** Source **
Tuesday Talks Interview with Rachel Fordham

We have the pleasure of welcoming back Rachel Fordhum today. She’s here to tell us more about herself and her second book in the Azure Springs saga. Welcome Rachel. Tell us a little about your husband and kids.

I’m married to my favorite guy in this whole world. We’ve been married 15 years (the time has flown by). I always wanted lots of kids and luckily he was on board with that. We planned for four and ended up with six. We also foster so the number of people that call me mom is subject to change. My kids range in age from 3-13. I have five boys and one girl. It’s always, always, ALWAYS loud around my house.

What’s you’re a book from your childhood that you can still remember reading?

Where the Red Fern Grows. I bawled through that book! My husband had never read it so when we were dating we read it together and we sobbed. I’d read a page and be crying too hard to read on so he’d read and then he’d be crying. It was bad! My oldest kids have read it now and it makes my heart happy knowing they felt all the feels too.

How did you know you were a writer?

I think I was always a writer but I didn’t know it. As a kid I wrote little stories but I thought published authors were more sophisticated or better trained than me. I was too ordinary a person to be an author! But it was in me. I’d watch a movie and spend a half hour after analyzing it for plot holes. I’d go to bed and rewrite the ending to make it more satisfying. But it wasn’t until 2014 that I actually decided to try writing. Even then I had no goals of publication. I told no one but my family that I was going to try. Once I did I realized ordinary people could write books and haven’t stopped (except when life required I did) since.

Tell us about this book.

Yours Truly, Thomas is the story of Penny a clerk at the dead letter office who yearns for something more. When she starts finding letters from Thomas to his true love she decides to make it her mission to put the lost missives into the hands of their rightful owner. Things don’t go exactly as planned but I think they work out pretty well in the end.

It’s a standalone novel but features several characters from The Hope of Azure Springs.

What did you learn about yourself through writing it?

So far this has been the hardest book for me to write. Normally the story just flows for me. This writing experience was a wrestle to get it write. I changed things, big things, over and over. Even when I turned it in the edit requests from the publisher were bigger than other edits I’d done. There have been moments of doubt as I trudged through the writing of this book.

** Task inputs **
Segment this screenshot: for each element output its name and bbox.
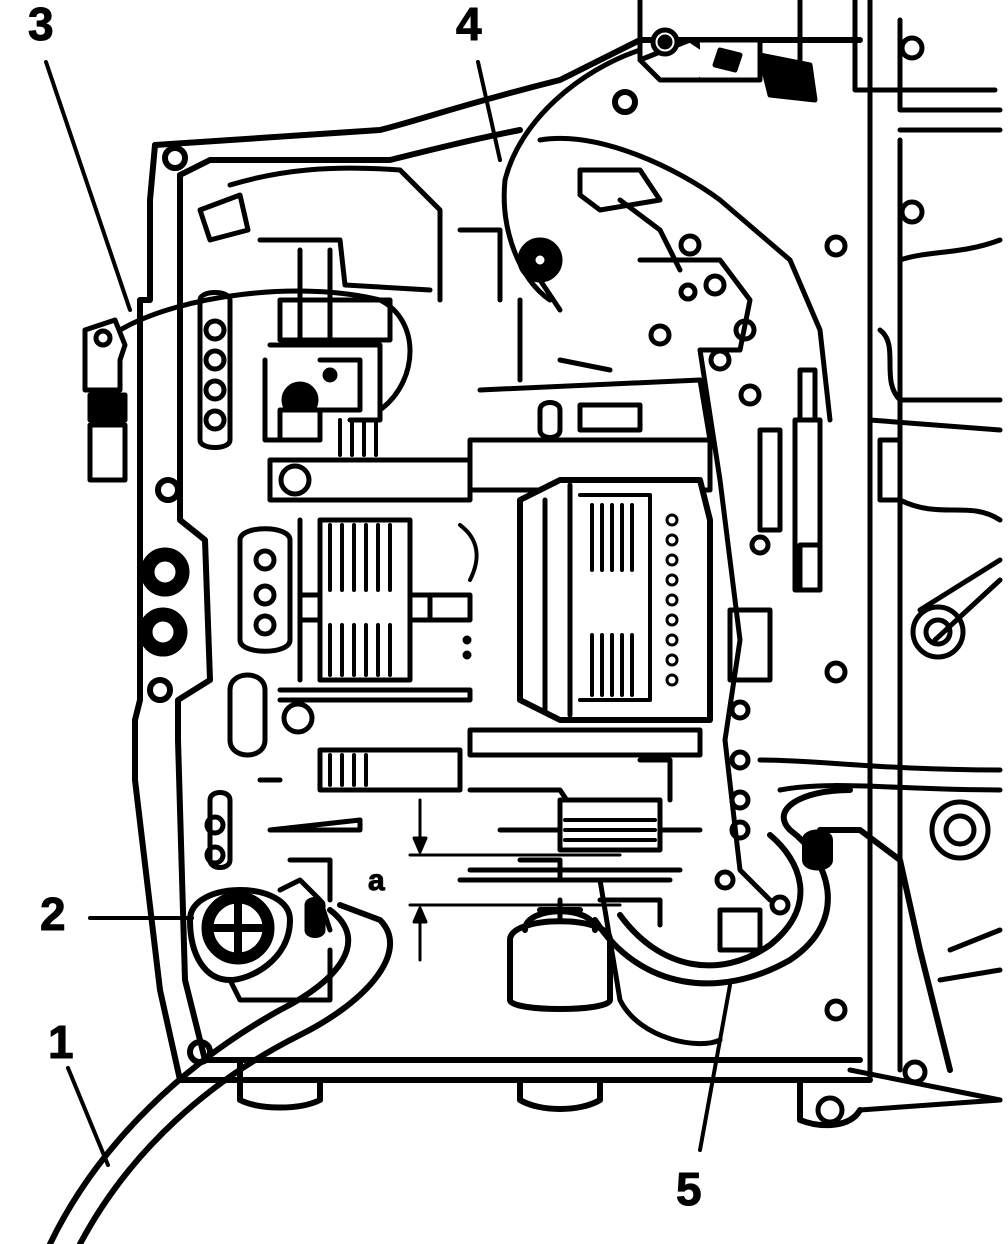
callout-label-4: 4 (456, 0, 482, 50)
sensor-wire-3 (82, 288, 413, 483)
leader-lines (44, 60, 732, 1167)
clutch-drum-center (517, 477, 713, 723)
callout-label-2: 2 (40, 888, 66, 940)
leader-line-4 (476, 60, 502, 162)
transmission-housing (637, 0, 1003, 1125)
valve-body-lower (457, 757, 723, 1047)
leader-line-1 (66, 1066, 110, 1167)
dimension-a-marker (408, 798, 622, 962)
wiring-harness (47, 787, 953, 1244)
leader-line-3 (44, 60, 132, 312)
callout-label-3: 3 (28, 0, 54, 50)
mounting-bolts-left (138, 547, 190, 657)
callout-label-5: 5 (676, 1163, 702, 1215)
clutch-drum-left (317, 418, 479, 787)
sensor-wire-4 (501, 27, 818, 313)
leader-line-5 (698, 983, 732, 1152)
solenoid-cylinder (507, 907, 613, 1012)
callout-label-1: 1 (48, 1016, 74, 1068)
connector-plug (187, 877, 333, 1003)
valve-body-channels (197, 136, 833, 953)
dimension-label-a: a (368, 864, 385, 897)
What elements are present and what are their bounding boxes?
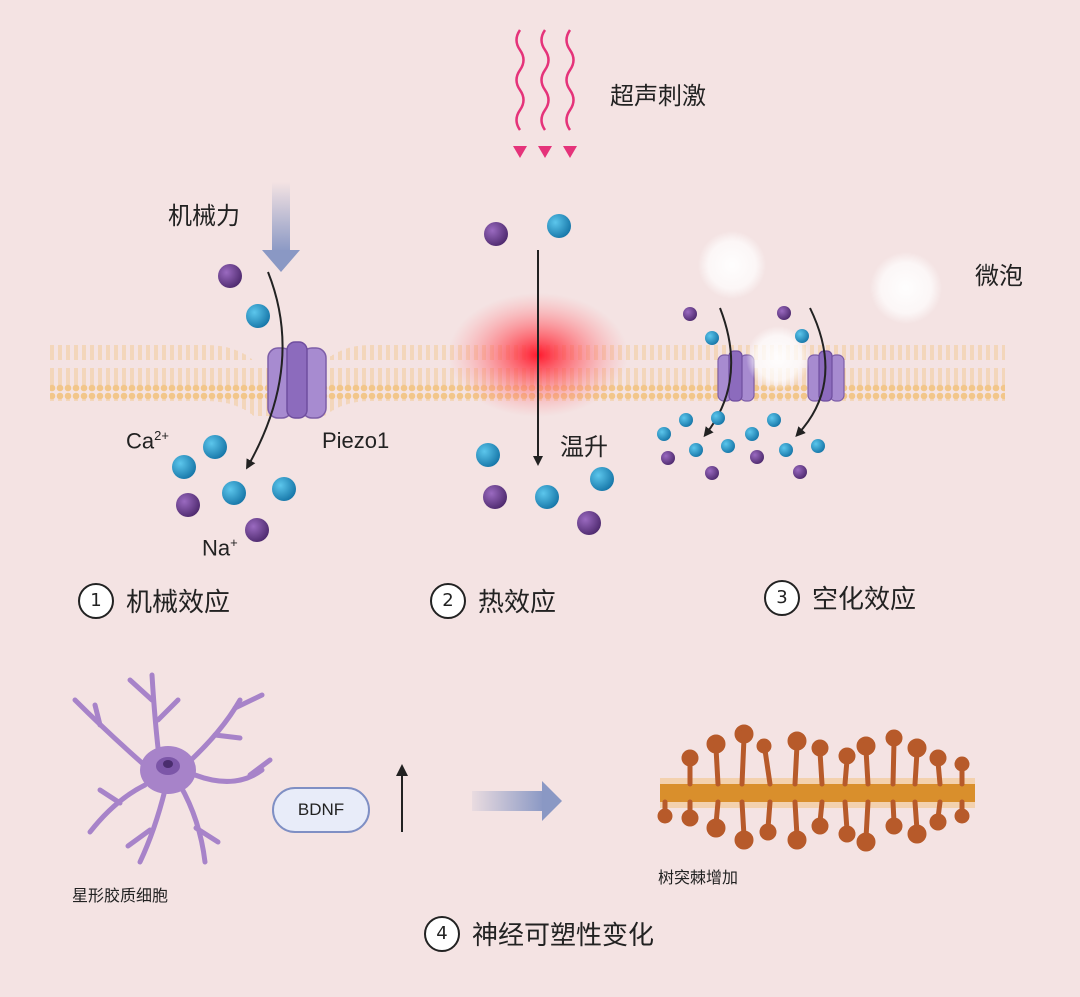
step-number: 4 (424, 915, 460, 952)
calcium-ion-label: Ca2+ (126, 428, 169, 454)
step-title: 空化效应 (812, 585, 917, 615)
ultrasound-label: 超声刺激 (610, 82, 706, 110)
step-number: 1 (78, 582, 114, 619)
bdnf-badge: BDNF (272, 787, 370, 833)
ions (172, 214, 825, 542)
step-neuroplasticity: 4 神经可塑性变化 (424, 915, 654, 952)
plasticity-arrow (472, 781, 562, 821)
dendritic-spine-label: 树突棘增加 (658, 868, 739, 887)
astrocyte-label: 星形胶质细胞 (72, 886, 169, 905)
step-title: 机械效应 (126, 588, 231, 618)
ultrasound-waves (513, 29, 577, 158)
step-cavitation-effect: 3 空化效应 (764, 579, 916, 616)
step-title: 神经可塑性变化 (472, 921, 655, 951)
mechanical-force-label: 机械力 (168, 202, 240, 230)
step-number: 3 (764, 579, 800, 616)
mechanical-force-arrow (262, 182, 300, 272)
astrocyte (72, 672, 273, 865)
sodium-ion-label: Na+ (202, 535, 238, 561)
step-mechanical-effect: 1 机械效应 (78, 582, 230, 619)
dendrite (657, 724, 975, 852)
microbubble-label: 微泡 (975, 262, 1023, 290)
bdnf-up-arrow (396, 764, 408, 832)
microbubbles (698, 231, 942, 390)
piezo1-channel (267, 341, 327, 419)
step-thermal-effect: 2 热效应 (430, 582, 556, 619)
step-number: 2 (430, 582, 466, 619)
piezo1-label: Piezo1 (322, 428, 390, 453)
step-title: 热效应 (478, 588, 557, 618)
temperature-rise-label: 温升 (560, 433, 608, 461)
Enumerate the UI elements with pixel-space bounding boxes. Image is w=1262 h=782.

--

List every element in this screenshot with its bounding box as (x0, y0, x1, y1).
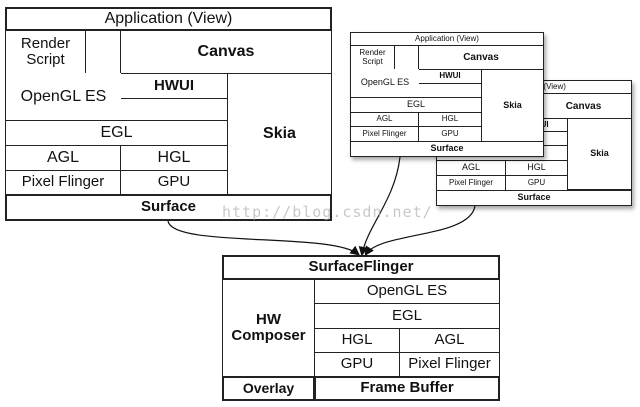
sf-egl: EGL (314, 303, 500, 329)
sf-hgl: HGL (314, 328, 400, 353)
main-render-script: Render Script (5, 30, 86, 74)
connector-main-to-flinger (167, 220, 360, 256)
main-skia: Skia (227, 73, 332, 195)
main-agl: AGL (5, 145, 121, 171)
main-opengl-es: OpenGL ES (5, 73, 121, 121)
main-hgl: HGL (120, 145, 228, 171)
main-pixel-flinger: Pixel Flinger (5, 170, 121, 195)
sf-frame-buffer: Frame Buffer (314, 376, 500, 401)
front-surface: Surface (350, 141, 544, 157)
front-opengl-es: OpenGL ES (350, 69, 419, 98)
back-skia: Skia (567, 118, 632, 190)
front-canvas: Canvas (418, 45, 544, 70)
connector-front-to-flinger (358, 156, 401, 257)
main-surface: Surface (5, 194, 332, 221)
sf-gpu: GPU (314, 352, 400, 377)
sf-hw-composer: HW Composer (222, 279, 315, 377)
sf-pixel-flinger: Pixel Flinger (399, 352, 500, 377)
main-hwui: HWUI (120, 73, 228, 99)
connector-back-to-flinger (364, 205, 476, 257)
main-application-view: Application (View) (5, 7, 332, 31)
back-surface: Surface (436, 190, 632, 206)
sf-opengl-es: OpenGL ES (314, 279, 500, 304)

** To-do list **
**a)** Update the entries running from the line containing "step-number: 4 (424, 915, 460, 952)" down to the line containing "ions (172, 214, 825, 542)" by changing "step-number" to "step-index" and leaving everything else as it is. Return only those lines.
**b)** Carry the Rachel Fordham interview forward from its last sentence.

** The replies **
**a)**
step-index: 4 (424, 915, 460, 952)
calcium-ion-label: Ca2+ (126, 428, 169, 454)
step-title: 空化效应 (812, 585, 917, 615)
ultrasound-label: 超声刺激 (610, 82, 706, 110)
step-index: 1 (78, 582, 114, 619)
bdnf-badge: BDNF (272, 787, 370, 833)
ions (172, 214, 825, 542)

**b)**
I learned about perseverance! Hopefully it’s a lesson I only have to learn once.

Do you use an outline when you write, or do you just start with a few ideas?

I researched the dead letter office prior to starting the first draft of this book. I didn’t have this plotted out beforehand. I knew I wanted the dead letter office and a reason to go to Azure Springs again. The rest just kind of happened.

Is there a special place you like to write?

I’d love to write outside more but truthfully most of my writing is done on my couch after the kids are tucked in bed.

What was something that surprised youin the way this book unfolded?

 I was surprised and intrigued by the dead letter information I found. I was sad I couldn’t include even more trivia in the book. I think I’d love reading peoples mail for a living! I was also surprised by the ending and grateful it all came together. I’d wondered for a while there if I was going to be able to explain a few mysterious things that happen.

What advice would you give a new author?               

After writing this book I’d say don’t be afraid of lots of drafts and big edits. Let the change requests sit before you decide they won’t work. This book went through lots of major changes and I truly believe the end product was all the better because of it.

What project are you working on now?

My 2020 release with Revell is the story of a teacher in the Dakotas. I really love this book and can’t wait for you all to read Agnes’s story.

I’m also playing around with a women’s fiction project that’s kind of a “heart story”. I’m a foster parent and decided to fictionalize (heavily fictionalize) some of the experiences I’ve had. At this point I don’t know what that stories destiny will be but penning it has been a powerful experience.

Where can we find your books?

Anywhere books are sold!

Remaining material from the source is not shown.